== GIVEN RECORDS

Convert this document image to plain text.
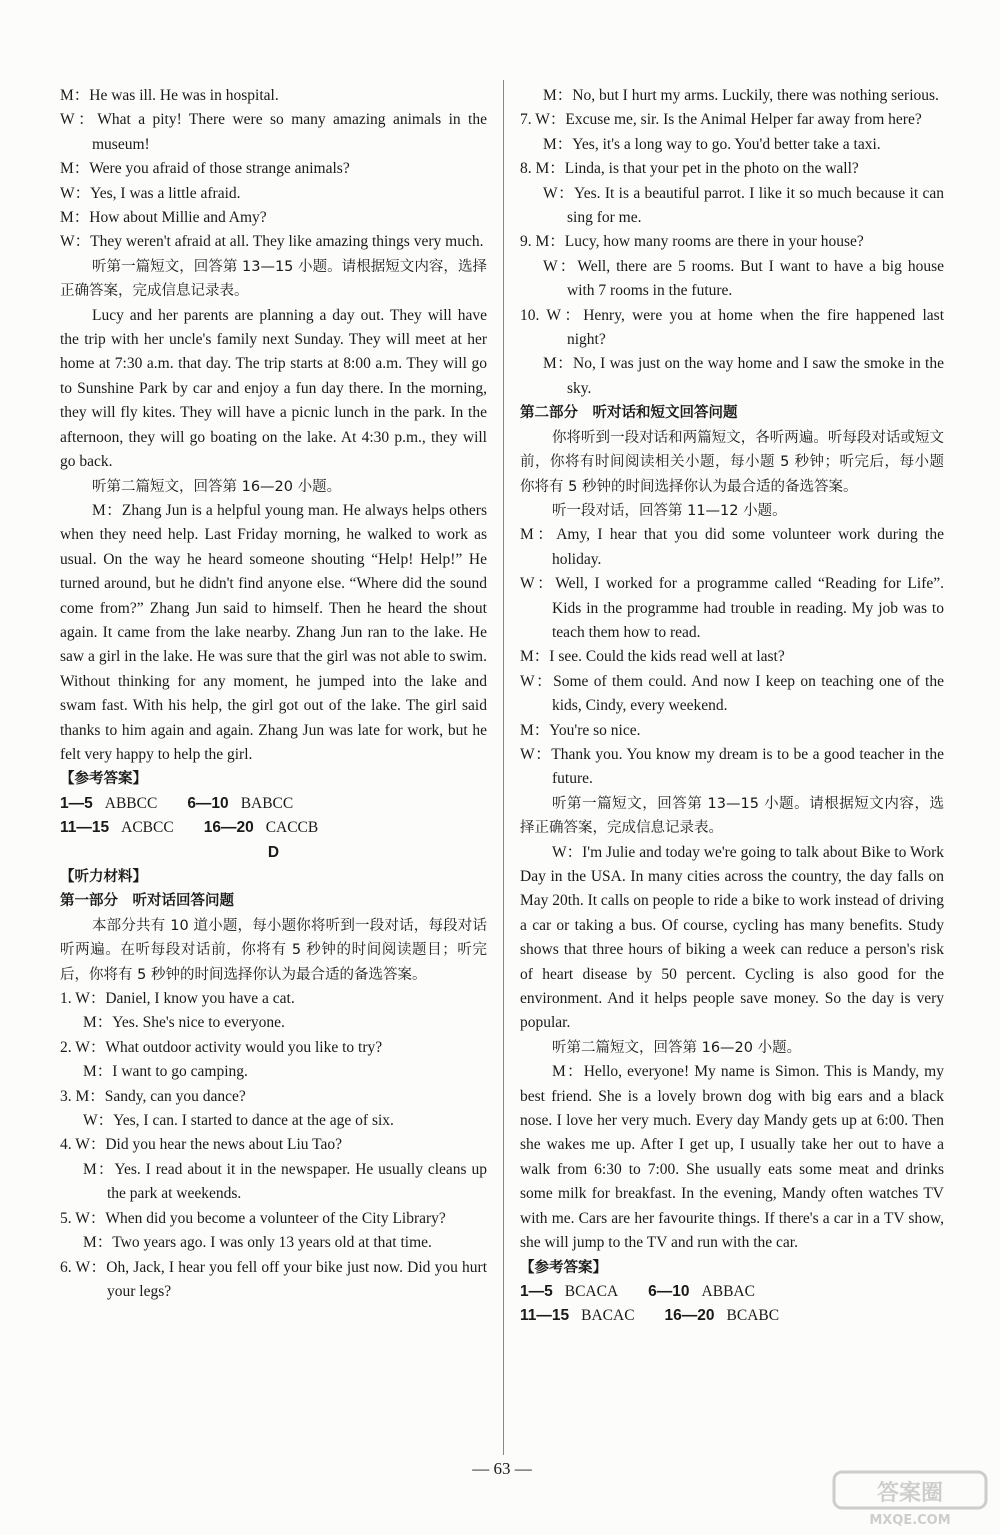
M：He was ill. He was in hospital.

W：What a pity! There were so many amazing animals in the museum!

M：Were you afraid of those strange animals?

W：Yes, I was a little afraid.

M：How about Millie and Amy?

W：They weren't afraid at all. They like amazing things very much.

听第一篇短文，回答第 13—15 小题。请根据短文内容，选择正确答案，完成信息记录表。

Lucy and her parents are planning a day out. They will have the trip with her uncle's family next Sunday. They will meet at her home at 7:30 a.m. that day. The trip starts at 8:00 a.m. They will go to Sunshine Park by car and enjoy a fun day there. In the morning, they will fly kites. They will have a picnic lunch in the park. In the afternoon, they will go boating on the lake. At 4:30 p.m., they will go back.

听第二篇短文，回答第 16—20 小题。

M：Zhang Jun is a helpful young man. He always helps others when they need help. Last Friday morning, he walked to work as usual. On the way he heard someone shouting “Help! Help!” He turned around, but he didn't find anyone else. “Where did the sound come from?” Zhang Jun said to himself. Then he heard the shout again. It came from the lake nearby. Zhang Jun ran to the lake. He saw a girl in the lake. He was sure that the girl was not able to swim. Without thinking for any moment, he jumped into the lake and swam fast. With his help, the girl got out of the lake. The girl said thanks to him again and again. Zhang Jun was late for work, but he felt very happy to help the girl.

【参考答案】

1—5 ABBCC 6—10 BABCC

11—15 ACBCC 16—20 CACCB

D

【听力材料】

第一部分　听对话回答问题

本部分共有 10 道小题，每小题你将听到一段对话，每段对话听两遍。在听每段对话前，你将有 5 秒钟的时间阅读题目；听完后，你将有 5 秒钟的时间选择你认为最合适的备选答案。

1. W：Daniel, I know you have a cat.

M：Yes. She's nice to everyone.

2. W：What outdoor activity would you like to try?

M：I want to go camping.

3. M：Sandy, can you dance?

W：Yes, I can. I started to dance at the age of six.

4. W：Did you hear the news about Liu Tao?

M：Yes. I read about it in the newspaper. He usually cleans up the park at weekends.

5. W：When did you become a volunteer of the City Library?

M：Two years ago. I was only 13 years old at that time.

6. W：Oh, Jack, I hear you fell off your bike just now. Did you hurt your legs?

M：No, but I hurt my arms. Luckily, there was nothing serious.

7. W：Excuse me, sir. Is the Animal Helper far away from here?

M：Yes, it's a long way to go. You'd better take a taxi.

8. M：Linda, is that your pet in the photo on the wall?

W：Yes. It is a beautiful parrot. I like it so much because it can sing for me.

9. M：Lucy, how many rooms are there in your house?

W：Well, there are 5 rooms. But I want to have a big house with 7 rooms in the future.

10. W：Henry, were you at home when the fire happened last night?

M：No, I was just on the way home and I saw the smoke in the sky.

第二部分　听对话和短文回答问题

你将听到一段对话和两篇短文，各听两遍。听每段对话或短文前，你将有时间阅读相关小题，每小题 5 秒钟；听完后，每小题你将有 5 秒钟的时间选择你认为最合适的备选答案。

听一段对话，回答第 11—12 小题。

M：Amy, I hear that you did some volunteer work during the holiday.

W：Well, I worked for a programme called “Reading for Life”. Kids in the programme had trouble in reading. My job was to teach them how to read.

M：I see. Could the kids read well at last?

W：Some of them could. And now I keep on teaching one of the kids, Cindy, every weekend.

M：You're so nice.

W：Thank you. You know my dream is to be a good teacher in the future.

听第一篇短文，回答第 13—15 小题。请根据短文内容，选择正确答案，完成信息记录表。

W：I'm Julie and today we're going to talk about Bike to Work Day in the USA. In many cities across the country, the day falls on May 20th. It calls on people to ride a bike to work instead of driving a car or taking a bus. Of course, cycling has many benefits. Study shows that three hours of biking a week can reduce a person's risk of heart disease by 50 percent. Cycling is also good for the environment. And it helps people save money. So the day is very popular.

听第二篇短文，回答第 16—20 小题。

M：Hello, everyone! My name is Simon. This is Mandy, my best friend. She is a lovely brown dog with big ears and a black nose. I love her very much. Every day Mandy gets up at 6:00. Then she wakes me up. After I get up, I usually take her out to have a walk from 6:30 to 7:00. She usually eats some meat and drinks some milk for breakfast. In the evening, Mandy often watches TV with me. Cars are her favourite things. If there's a car in a TV show, she will jump to the TV and run with the car.

【参考答案】

1—5 BCACA 6—10 ABBAC

11—15 BACAC 16—20 BCABC

— 63 —
答案圈
MXQE.COM
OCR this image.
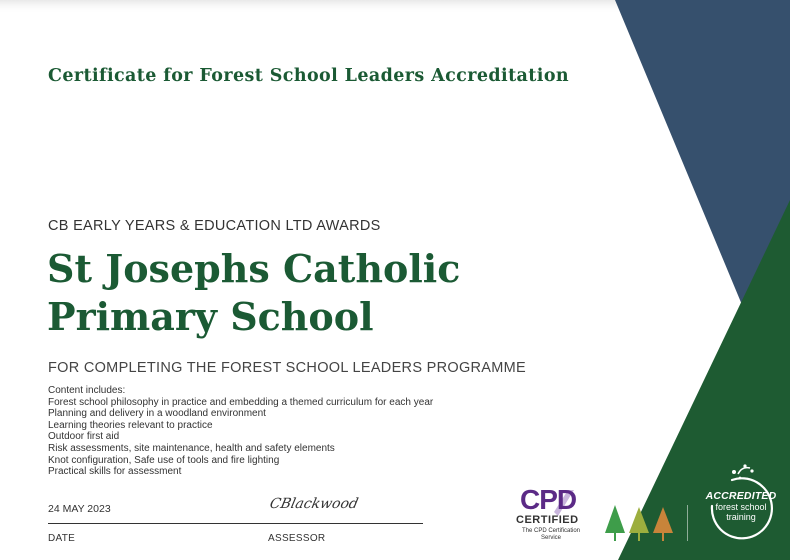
Certificate for Forest School Leaders Accreditation
CB EARLY YEARS & EDUCATION LTD AWARDS
St Josephs Catholic
Primary School
FOR COMPLETING THE FOREST SCHOOL LEADERS PROGRAMME
Content includes:
Forest school philosophy in practice and embedding a themed curriculum for each year
Planning and delivery in a woodland environment
Learning theories relevant to practice
Outdoor first aid
Risk assessments, site maintenance, health and safety elements
Knot configuration, Safe use of tools and fire lighting
Practical skills for assessment
24 MAY 2023	CBlackwood
DATE	ASSESSOR
CPD
CERTIFIED
The CPD Certification Service
ACCREDITED
forest school
training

====

> **EXERCISE REQUIREMENTS**
Leave the pictures out, and reproduce only the lines from the line holding "OCR this image." through the last line of the material, both included.

> **TASK RESULT**
OCR this image.
Certificate for Forest School Leaders Accreditation
CB EARLY YEARS & EDUCATION LTD AWARDS
St Josephs Catholic
Primary School
FOR COMPLETING THE FOREST SCHOOL LEADERS PROGRAMME
Content includes:
Forest school philosophy in practice and embedding a themed curriculum for each year
Planning and delivery in a woodland environment
Learning theories relevant to practice
Outdoor first aid
Risk assessments, site maintenance, health and safety elements
Knot configuration, Safe use of tools and fire lighting
Practical skills for assessment
24 MAY 2023	CBlackwood
DATE	ASSESSOR
CPD
CERTIFIED
The CPD Certification Service
ACCREDITED
forest school
training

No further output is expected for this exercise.